Pull every line holding the string "hint" from the records below.

[Collected data entries]
** Start **

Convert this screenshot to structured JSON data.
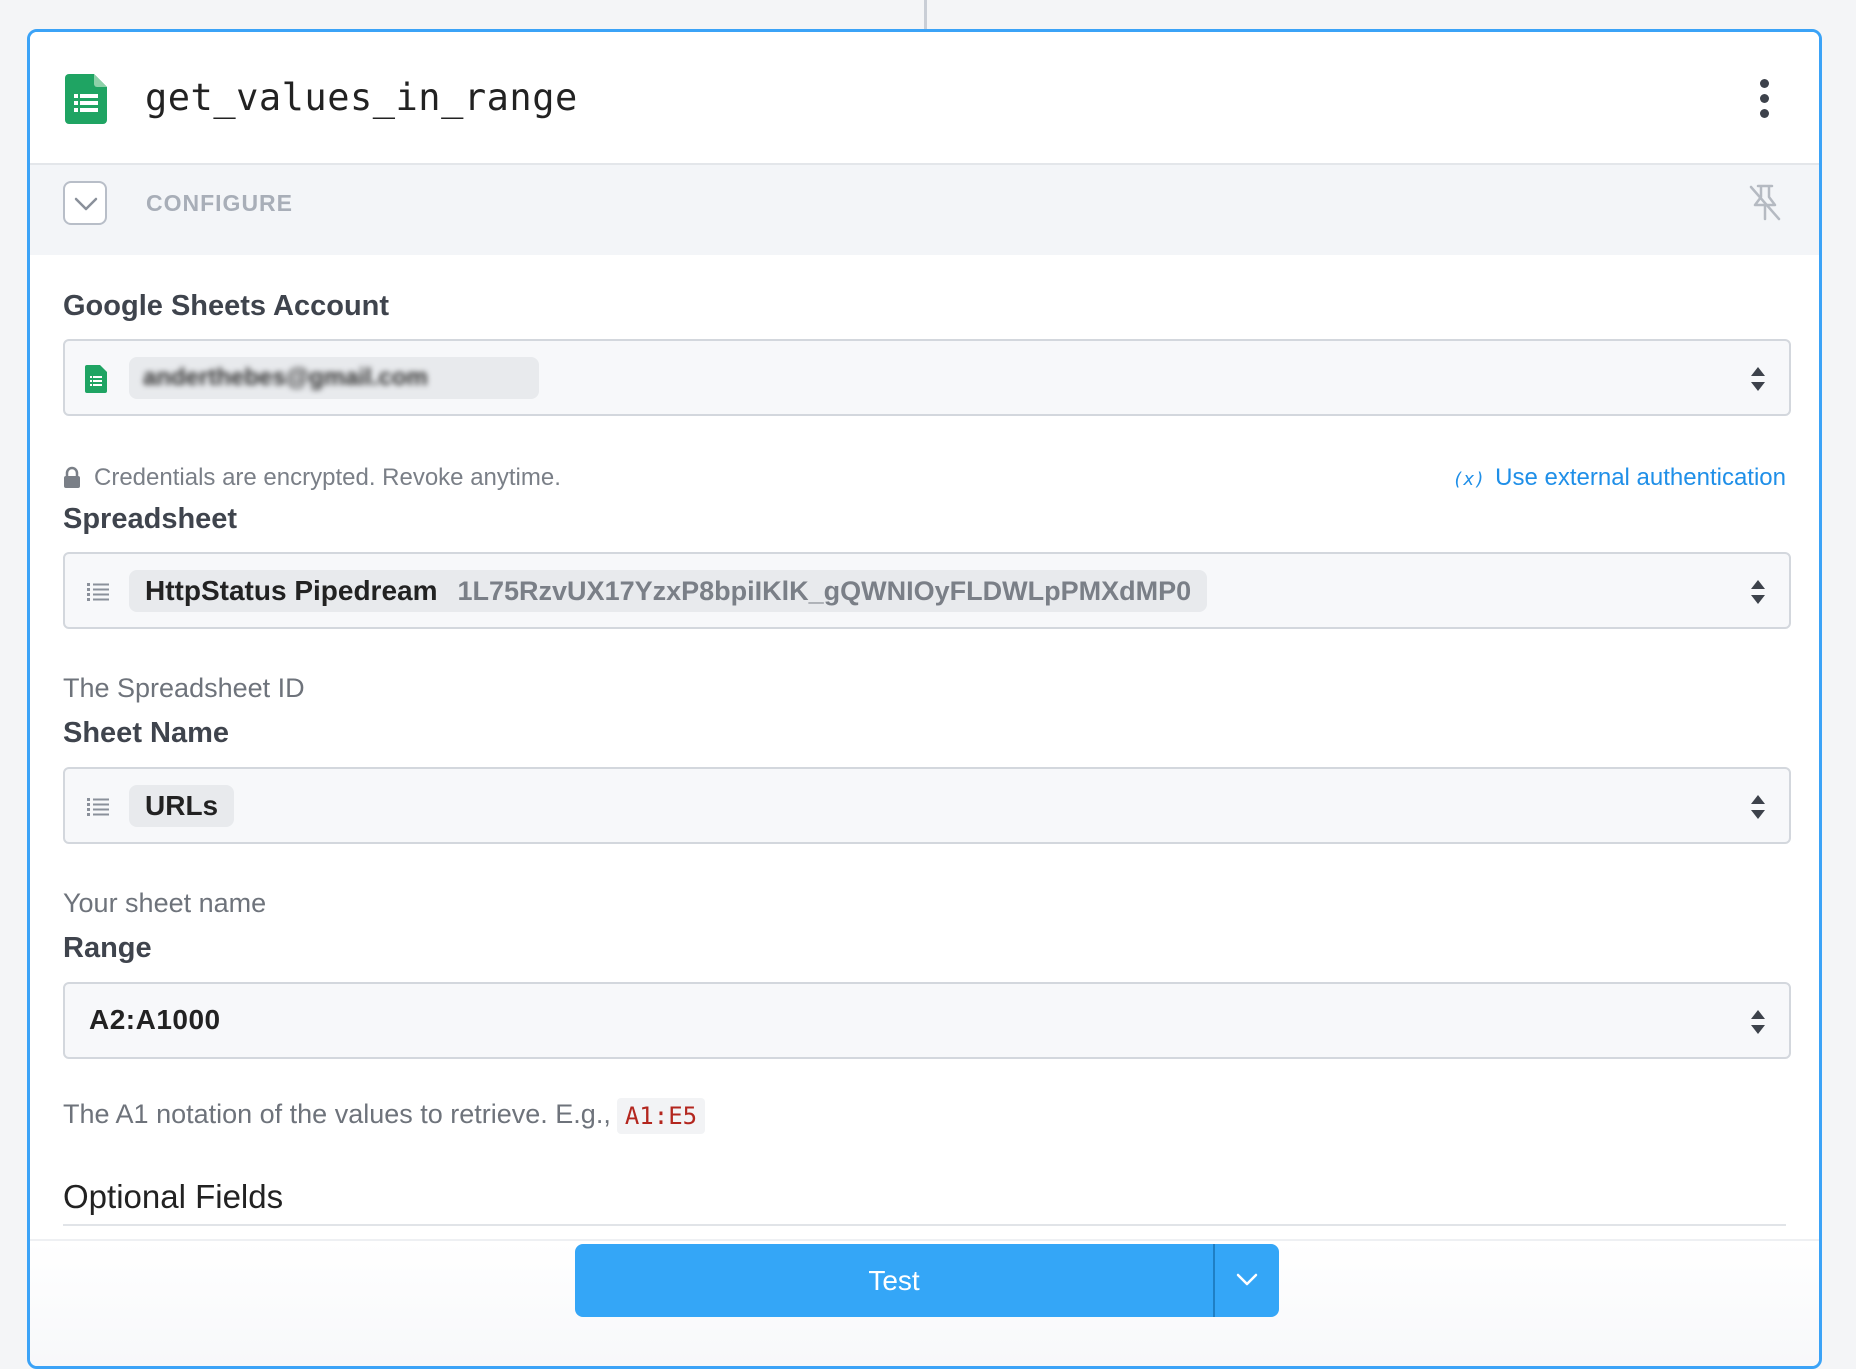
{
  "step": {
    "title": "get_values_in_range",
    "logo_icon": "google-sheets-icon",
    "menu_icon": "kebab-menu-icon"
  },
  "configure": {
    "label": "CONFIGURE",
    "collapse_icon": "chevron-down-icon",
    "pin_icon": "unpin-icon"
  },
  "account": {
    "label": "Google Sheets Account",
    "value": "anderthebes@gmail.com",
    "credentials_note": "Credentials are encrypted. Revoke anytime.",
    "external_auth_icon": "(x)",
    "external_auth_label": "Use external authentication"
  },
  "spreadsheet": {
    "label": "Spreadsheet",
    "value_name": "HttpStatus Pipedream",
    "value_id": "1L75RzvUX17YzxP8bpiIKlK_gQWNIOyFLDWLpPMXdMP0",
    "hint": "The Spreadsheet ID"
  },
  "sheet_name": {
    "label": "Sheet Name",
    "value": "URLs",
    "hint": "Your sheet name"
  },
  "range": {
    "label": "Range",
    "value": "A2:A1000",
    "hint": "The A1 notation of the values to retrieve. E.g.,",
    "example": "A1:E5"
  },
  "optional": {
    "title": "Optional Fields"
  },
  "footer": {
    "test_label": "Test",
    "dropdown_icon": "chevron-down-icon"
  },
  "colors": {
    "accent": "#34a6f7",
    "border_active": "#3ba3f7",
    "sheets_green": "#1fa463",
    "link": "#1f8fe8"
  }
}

** End **
** Start **

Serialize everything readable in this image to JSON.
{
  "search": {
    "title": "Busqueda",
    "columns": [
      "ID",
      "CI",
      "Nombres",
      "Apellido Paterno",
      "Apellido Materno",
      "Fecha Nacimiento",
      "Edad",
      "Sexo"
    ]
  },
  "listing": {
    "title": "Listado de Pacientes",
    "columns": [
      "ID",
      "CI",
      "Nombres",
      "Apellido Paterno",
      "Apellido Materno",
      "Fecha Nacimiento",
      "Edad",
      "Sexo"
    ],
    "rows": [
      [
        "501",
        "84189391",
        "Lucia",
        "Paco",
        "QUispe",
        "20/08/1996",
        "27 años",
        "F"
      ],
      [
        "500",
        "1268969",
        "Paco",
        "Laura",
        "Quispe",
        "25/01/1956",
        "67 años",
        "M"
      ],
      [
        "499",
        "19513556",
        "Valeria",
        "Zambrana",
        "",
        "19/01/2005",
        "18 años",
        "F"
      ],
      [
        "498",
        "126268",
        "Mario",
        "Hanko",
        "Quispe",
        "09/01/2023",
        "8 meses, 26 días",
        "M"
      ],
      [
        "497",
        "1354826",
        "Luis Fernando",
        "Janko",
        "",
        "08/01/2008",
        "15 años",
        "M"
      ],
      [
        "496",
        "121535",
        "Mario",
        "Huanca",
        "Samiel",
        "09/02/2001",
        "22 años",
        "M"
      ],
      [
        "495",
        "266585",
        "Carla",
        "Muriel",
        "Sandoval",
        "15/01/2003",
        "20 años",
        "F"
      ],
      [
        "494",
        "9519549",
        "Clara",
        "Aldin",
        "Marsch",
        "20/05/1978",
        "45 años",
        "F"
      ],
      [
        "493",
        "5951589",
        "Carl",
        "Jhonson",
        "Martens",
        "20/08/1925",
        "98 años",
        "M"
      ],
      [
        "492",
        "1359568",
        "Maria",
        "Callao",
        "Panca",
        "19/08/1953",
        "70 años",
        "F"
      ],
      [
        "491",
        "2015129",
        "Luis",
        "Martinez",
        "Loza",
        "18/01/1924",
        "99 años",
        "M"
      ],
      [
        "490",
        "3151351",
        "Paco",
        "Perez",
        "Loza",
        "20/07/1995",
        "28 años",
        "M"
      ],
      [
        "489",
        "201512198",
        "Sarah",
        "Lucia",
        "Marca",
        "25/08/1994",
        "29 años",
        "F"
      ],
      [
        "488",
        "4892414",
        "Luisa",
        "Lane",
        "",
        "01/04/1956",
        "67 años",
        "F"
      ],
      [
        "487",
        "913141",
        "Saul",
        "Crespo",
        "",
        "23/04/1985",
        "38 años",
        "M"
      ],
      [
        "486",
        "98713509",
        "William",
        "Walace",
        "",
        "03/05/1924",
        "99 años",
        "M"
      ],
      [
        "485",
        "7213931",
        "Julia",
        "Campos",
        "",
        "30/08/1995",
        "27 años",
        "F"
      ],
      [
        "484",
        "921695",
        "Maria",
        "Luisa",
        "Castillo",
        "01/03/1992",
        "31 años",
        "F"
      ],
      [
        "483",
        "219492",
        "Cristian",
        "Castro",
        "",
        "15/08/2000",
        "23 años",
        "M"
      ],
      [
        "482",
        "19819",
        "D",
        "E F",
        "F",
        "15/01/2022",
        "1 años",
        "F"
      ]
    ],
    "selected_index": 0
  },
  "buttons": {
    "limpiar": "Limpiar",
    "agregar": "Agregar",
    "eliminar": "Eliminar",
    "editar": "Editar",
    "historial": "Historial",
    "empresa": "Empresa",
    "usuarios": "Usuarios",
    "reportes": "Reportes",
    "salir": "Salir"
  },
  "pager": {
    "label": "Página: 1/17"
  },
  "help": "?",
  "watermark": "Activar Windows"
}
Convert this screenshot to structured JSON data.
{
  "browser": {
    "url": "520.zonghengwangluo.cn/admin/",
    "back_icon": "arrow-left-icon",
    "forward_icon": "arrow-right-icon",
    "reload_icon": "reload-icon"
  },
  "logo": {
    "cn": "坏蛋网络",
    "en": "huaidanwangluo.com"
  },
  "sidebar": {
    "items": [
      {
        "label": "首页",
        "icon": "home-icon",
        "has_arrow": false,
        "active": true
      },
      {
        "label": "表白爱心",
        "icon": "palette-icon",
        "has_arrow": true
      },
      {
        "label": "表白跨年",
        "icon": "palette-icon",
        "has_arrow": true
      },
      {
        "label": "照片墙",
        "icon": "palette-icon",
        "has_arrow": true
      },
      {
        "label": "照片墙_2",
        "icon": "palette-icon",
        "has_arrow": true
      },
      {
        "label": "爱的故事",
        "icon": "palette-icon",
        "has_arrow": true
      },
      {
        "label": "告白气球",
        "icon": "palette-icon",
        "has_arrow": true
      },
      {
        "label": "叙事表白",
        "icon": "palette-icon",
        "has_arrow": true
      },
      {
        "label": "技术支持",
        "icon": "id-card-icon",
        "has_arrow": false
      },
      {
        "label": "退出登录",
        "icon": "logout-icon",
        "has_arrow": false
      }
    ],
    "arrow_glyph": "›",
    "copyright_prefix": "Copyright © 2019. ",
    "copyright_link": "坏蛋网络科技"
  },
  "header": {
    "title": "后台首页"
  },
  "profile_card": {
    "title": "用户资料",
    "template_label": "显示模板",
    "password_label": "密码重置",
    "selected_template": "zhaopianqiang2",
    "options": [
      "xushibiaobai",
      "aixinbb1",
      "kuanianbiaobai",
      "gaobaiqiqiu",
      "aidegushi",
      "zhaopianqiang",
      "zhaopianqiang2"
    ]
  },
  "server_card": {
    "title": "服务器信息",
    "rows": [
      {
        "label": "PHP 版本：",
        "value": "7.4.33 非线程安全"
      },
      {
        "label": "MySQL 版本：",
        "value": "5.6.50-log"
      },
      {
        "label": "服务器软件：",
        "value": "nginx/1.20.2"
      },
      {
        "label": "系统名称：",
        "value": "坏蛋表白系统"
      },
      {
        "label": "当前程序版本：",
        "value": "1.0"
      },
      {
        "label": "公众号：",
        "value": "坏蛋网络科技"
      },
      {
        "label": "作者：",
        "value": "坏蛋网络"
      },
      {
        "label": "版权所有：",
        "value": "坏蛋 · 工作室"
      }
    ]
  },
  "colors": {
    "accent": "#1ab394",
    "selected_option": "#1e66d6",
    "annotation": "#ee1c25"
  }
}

** End **

Answer to the task ::
    "hint": "The Spreadsheet ID"
    "hint": "Your sheet name"
    "hint": "The A1 notation of the values to retrieve. E.g.,",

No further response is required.